_Aim_:
Repeat each entry in full, exactly.

[Rows from a dataset]
'''
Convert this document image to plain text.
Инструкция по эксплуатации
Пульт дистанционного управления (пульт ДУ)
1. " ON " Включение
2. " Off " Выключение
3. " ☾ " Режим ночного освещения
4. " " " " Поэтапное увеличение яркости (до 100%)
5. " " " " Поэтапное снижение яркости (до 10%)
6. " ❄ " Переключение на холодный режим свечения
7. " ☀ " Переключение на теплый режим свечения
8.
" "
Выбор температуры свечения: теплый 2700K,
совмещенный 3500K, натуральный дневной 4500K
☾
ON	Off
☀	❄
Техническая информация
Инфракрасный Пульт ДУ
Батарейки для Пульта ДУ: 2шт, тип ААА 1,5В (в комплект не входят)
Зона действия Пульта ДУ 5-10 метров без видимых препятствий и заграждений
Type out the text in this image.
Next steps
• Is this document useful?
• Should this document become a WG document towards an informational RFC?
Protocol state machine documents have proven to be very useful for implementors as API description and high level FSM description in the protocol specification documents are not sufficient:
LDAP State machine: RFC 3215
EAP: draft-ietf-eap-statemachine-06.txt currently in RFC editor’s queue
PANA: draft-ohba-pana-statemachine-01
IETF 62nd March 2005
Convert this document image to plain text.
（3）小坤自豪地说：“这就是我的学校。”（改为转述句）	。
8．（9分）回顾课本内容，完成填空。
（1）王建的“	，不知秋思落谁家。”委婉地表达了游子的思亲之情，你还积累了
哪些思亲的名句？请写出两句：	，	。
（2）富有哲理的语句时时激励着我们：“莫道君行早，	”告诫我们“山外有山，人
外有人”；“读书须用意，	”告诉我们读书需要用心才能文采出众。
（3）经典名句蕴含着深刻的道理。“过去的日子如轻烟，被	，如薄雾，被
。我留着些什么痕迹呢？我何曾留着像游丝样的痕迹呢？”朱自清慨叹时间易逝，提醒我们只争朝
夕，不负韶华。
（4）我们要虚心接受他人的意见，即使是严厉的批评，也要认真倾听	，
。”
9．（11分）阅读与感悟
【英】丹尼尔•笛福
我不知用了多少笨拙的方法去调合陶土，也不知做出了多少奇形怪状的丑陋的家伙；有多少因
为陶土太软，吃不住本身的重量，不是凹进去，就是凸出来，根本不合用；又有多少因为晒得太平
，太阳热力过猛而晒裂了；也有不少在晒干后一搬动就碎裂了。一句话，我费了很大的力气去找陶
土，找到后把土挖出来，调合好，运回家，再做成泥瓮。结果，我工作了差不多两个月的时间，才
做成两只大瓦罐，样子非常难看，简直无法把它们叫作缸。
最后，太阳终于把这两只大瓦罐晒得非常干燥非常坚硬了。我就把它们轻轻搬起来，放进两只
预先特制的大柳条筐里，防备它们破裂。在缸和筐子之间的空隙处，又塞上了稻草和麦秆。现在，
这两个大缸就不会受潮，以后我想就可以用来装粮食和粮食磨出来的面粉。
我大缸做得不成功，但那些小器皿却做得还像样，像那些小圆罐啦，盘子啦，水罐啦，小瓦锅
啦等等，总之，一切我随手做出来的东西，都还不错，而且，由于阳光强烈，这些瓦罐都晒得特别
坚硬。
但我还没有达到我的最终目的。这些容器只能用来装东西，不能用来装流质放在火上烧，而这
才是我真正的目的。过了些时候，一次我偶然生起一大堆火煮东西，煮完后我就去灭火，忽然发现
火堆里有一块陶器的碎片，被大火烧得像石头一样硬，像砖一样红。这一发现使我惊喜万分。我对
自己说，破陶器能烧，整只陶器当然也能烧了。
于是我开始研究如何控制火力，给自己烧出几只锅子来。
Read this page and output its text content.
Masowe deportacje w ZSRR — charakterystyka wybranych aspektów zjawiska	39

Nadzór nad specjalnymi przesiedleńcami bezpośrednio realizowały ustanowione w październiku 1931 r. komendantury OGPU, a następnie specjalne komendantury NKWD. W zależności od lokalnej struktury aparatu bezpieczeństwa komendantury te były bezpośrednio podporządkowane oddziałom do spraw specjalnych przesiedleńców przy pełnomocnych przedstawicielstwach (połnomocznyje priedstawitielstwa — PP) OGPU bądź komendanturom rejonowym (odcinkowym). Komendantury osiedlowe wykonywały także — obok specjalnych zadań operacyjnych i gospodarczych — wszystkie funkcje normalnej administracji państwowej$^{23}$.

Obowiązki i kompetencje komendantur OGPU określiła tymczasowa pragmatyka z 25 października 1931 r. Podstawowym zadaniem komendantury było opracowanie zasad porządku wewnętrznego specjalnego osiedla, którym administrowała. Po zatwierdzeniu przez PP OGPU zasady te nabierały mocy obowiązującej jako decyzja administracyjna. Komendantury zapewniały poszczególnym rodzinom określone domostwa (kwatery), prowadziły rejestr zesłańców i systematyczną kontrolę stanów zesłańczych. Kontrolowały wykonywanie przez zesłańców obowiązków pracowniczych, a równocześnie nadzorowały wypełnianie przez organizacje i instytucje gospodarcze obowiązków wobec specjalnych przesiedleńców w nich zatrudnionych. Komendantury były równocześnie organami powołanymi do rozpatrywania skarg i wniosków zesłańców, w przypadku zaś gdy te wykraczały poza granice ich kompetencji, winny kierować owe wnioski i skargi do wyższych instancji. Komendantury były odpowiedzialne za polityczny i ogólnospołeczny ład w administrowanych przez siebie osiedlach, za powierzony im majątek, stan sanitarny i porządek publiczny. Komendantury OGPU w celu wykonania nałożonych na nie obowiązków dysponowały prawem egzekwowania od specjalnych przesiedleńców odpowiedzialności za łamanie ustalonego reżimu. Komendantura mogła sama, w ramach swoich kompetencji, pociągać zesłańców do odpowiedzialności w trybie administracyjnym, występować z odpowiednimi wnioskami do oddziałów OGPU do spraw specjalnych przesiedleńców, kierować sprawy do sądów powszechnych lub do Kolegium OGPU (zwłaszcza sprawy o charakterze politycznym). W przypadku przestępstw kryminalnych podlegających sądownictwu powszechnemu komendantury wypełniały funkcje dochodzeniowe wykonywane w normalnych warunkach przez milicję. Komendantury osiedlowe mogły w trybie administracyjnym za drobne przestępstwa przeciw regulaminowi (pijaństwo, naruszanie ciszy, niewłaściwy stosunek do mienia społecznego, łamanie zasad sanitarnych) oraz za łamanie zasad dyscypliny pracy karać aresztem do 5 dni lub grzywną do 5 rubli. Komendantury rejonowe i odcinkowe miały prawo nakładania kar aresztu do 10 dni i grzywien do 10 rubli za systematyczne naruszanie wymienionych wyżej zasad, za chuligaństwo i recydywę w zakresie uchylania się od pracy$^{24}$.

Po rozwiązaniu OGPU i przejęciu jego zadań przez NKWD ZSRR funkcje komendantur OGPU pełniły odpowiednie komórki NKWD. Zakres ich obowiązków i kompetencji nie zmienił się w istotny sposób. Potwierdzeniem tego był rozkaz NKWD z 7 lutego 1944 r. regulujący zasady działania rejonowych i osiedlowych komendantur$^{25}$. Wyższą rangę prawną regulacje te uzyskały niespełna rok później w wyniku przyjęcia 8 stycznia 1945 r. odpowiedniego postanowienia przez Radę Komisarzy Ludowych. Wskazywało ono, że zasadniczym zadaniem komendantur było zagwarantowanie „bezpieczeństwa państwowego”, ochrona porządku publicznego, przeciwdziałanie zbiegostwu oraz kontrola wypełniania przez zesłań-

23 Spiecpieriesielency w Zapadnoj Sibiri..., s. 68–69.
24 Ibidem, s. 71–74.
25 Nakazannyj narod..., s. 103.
'''
_Output of the exercise_:
Convert this document image to plain text.
Инструкция по эксплуатации
Пульт дистанционного управления (пульт ДУ)
1. " ON " Включение
2. " Off " Выключение
3. " ☾ " Режим ночного освещения
4. " " " " Поэтапное увеличение яркости (до 100%)
5. " " " " Поэтапное снижение яркости (до 10%)
6. " ❄ " Переключение на холодный режим свечения
7. " ☀ " Переключение на теплый режим свечения
8.
" "
Выбор температуры свечения: теплый 2700K,
совмещенный 3500K, натуральный дневной 4500K
☾
ON	Off
☀	❄
Техническая информация
Инфракрасный Пульт ДУ
Батарейки для Пульта ДУ: 2шт, тип ААА 1,5В (в комплект не входят)
Зона действия Пульта ДУ 5-10 метров без видимых препятствий и заграждений
Type out the text in this image.
Next steps
• Is this document useful?
• Should this document become a WG document towards an informational RFC?
Protocol state machine documents have proven to be very useful for implementors as API description and high level FSM description in the protocol specification documents are not sufficient:
LDAP State machine: RFC 3215
EAP: draft-ietf-eap-statemachine-06.txt currently in RFC editor’s queue
PANA: draft-ohba-pana-statemachine-01
IETF 62nd March 2005
Convert this document image to plain text.
（3）小坤自豪地说：“这就是我的学校。”（改为转述句）	。
8．（9分）回顾课本内容，完成填空。
（1）王建的“	，不知秋思落谁家。”委婉地表达了游子的思亲之情，你还积累了
哪些思亲的名句？请写出两句：	，	。
（2）富有哲理的语句时时激励着我们：“莫道君行早，	”告诫我们“山外有山，人
外有人”；“读书须用意，	”告诉我们读书需要用心才能文采出众。
（3）经典名句蕴含着深刻的道理。“过去的日子如轻烟，被	，如薄雾，被
。我留着些什么痕迹呢？我何曾留着像游丝样的痕迹呢？”朱自清慨叹时间易逝，提醒我们只争朝
夕，不负韶华。
（4）我们要虚心接受他人的意见，即使是严厉的批评，也要认真倾听	，
。”
9．（11分）阅读与感悟
【英】丹尼尔•笛福
我不知用了多少笨拙的方法去调合陶土，也不知做出了多少奇形怪状的丑陋的家伙；有多少因
为陶土太软，吃不住本身的重量，不是凹进去，就是凸出来，根本不合用；又有多少因为晒得太平
，太阳热力过猛而晒裂了；也有不少在晒干后一搬动就碎裂了。一句话，我费了很大的力气去找陶
土，找到后把土挖出来，调合好，运回家，再做成泥瓮。结果，我工作了差不多两个月的时间，才
做成两只大瓦罐，样子非常难看，简直无法把它们叫作缸。
最后，太阳终于把这两只大瓦罐晒得非常干燥非常坚硬了。我就把它们轻轻搬起来，放进两只
预先特制的大柳条筐里，防备它们破裂。在缸和筐子之间的空隙处，又塞上了稻草和麦秆。现在，
这两个大缸就不会受潮，以后我想就可以用来装粮食和粮食磨出来的面粉。
我大缸做得不成功，但那些小器皿却做得还像样，像那些小圆罐啦，盘子啦，水罐啦，小瓦锅
啦等等，总之，一切我随手做出来的东西，都还不错，而且，由于阳光强烈，这些瓦罐都晒得特别
坚硬。
但我还没有达到我的最终目的。这些容器只能用来装东西，不能用来装流质放在火上烧，而这
才是我真正的目的。过了些时候，一次我偶然生起一大堆火煮东西，煮完后我就去灭火，忽然发现
火堆里有一块陶器的碎片，被大火烧得像石头一样硬，像砖一样红。这一发现使我惊喜万分。我对
自己说，破陶器能烧，整只陶器当然也能烧了。
于是我开始研究如何控制火力，给自己烧出几只锅子来。
Read this page and output its text content.
Masowe deportacje w ZSRR — charakterystyka wybranych aspektów zjawiska	39

Nadzór nad specjalnymi przesiedleńcami bezpośrednio realizowały ustanowione w październiku 1931 r. komendantury OGPU, a następnie specjalne komendantury NKWD. W zależności od lokalnej struktury aparatu bezpieczeństwa komendantury te były bezpośrednio podporządkowane oddziałom do spraw specjalnych przesiedleńców przy pełnomocnych przedstawicielstwach (połnomocznyje priedstawitielstwa — PP) OGPU bądź komendanturom rejonowym (odcinkowym). Komendantury osiedlowe wykonywały także — obok specjalnych zadań operacyjnych i gospodarczych — wszystkie funkcje normalnej administracji państwowej$^{23}$.

Obowiązki i kompetencje komendantur OGPU określiła tymczasowa pragmatyka z 25 października 1931 r. Podstawowym zadaniem komendantury było opracowanie zasad porządku wewnętrznego specjalnego osiedla, którym administrowała. Po zatwierdzeniu przez PP OGPU zasady te nabierały mocy obowiązującej jako decyzja administracyjna. Komendantury zapewniały poszczególnym rodzinom określone domostwa (kwatery), prowadziły rejestr zesłańców i systematyczną kontrolę stanów zesłańczych. Kontrolowały wykonywanie przez zesłańców obowiązków pracowniczych, a równocześnie nadzorowały wypełnianie przez organizacje i instytucje gospodarcze obowiązków wobec specjalnych przesiedleńców w nich zatrudnionych. Komendantury były równocześnie organami powołanymi do rozpatrywania skarg i wniosków zesłańców, w przypadku zaś gdy te wykraczały poza granice ich kompetencji, winny kierować owe wnioski i skargi do wyższych instancji. Komendantury były odpowiedzialne za polityczny i ogólnospołeczny ład w administrowanych przez siebie osiedlach, za powierzony im majątek, stan sanitarny i porządek publiczny. Komendantury OGPU w celu wykonania nałożonych na nie obowiązków dysponowały prawem egzekwowania od specjalnych przesiedleńców odpowiedzialności za łamanie ustalonego reżimu. Komendantura mogła sama, w ramach swoich kompetencji, pociągać zesłańców do odpowiedzialności w trybie administracyjnym, występować z odpowiednimi wnioskami do oddziałów OGPU do spraw specjalnych przesiedleńców, kierować sprawy do sądów powszechnych lub do Kolegium OGPU (zwłaszcza sprawy o charakterze politycznym). W przypadku przestępstw kryminalnych podlegających sądownictwu powszechnemu komendantury wypełniały funkcje dochodzeniowe wykonywane w normalnych warunkach przez milicję. Komendantury osiedlowe mogły w trybie administracyjnym za drobne przestępstwa przeciw regulaminowi (pijaństwo, naruszanie ciszy, niewłaściwy stosunek do mienia społecznego, łamanie zasad sanitarnych) oraz za łamanie zasad dyscypliny pracy karać aresztem do 5 dni lub grzywną do 5 rubli. Komendantury rejonowe i odcinkowe miały prawo nakładania kar aresztu do 10 dni i grzywien do 10 rubli za systematyczne naruszanie wymienionych wyżej zasad, za chuligaństwo i recydywę w zakresie uchylania się od pracy$^{24}$.

Po rozwiązaniu OGPU i przejęciu jego zadań przez NKWD ZSRR funkcje komendantur OGPU pełniły odpowiednie komórki NKWD. Zakres ich obowiązków i kompetencji nie zmienił się w istotny sposób. Potwierdzeniem tego był rozkaz NKWD z 7 lutego 1944 r. regulujący zasady działania rejonowych i osiedlowych komendantur$^{25}$. Wyższą rangę prawną regulacje te uzyskały niespełna rok później w wyniku przyjęcia 8 stycznia 1945 r. odpowiedniego postanowienia przez Radę Komisarzy Ludowych. Wskazywało ono, że zasadniczym zadaniem komendantur było zagwarantowanie „bezpieczeństwa państwowego”, ochrona porządku publicznego, przeciwdziałanie zbiegostwu oraz kontrola wypełniania przez zesłań-

23 Spiecpieriesielency w Zapadnoj Sibiri..., s. 68–69.
24 Ibidem, s. 71–74.
25 Nakazannyj narod..., s. 103.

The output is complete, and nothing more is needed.